Given data
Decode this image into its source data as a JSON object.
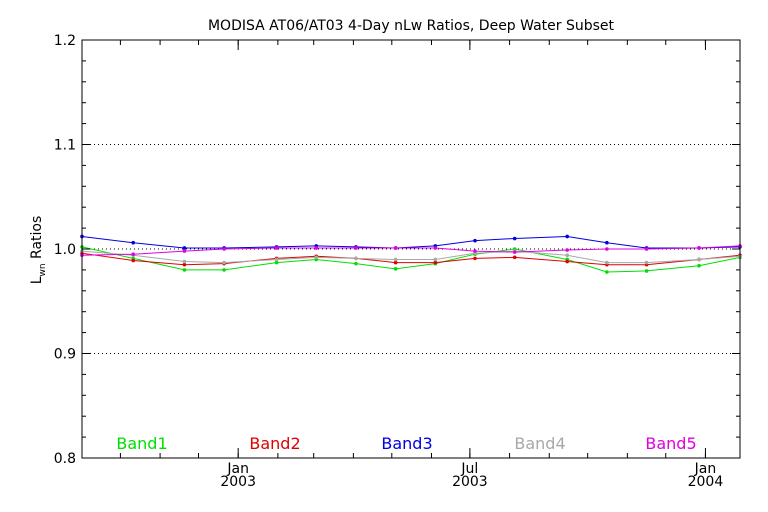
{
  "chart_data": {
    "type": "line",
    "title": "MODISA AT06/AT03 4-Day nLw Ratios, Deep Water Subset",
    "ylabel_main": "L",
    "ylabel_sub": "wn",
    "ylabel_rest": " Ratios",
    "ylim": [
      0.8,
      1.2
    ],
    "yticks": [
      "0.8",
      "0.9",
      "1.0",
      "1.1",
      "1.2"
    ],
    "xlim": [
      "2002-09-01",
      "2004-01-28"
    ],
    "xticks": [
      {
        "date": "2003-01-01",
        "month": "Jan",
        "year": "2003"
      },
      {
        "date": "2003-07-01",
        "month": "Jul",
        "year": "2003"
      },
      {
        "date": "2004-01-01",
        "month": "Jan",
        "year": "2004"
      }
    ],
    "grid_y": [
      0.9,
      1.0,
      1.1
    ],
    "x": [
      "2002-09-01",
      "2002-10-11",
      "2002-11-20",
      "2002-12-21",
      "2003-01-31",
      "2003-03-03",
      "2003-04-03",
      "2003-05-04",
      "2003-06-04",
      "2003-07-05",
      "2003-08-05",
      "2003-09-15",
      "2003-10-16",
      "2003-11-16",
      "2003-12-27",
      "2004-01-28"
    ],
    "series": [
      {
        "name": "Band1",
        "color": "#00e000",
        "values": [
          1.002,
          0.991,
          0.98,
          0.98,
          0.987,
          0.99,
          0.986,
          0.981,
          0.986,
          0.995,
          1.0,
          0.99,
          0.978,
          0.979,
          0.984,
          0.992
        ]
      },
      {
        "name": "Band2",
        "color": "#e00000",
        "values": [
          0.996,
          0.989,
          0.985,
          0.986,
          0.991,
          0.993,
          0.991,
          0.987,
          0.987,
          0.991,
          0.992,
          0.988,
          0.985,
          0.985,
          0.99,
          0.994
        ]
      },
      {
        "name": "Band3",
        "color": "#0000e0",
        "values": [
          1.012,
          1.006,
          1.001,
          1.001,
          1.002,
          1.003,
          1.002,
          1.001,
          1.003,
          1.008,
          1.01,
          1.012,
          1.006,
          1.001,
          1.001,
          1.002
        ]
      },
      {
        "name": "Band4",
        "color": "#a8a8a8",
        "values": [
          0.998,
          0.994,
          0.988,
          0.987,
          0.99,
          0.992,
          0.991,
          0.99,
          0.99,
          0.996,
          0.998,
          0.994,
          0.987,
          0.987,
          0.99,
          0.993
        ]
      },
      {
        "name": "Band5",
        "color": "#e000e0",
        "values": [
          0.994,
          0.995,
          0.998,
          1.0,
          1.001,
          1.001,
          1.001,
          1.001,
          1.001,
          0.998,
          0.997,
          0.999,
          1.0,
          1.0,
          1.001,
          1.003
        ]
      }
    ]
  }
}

What the task requires
From the data above, gather every line that includes the word "Ratios".

Response for this exercise
    "title": "MODISA AT06/AT03 4-Day nLw Ratios, Deep Water Subset",
    "ylabel_rest": " Ratios",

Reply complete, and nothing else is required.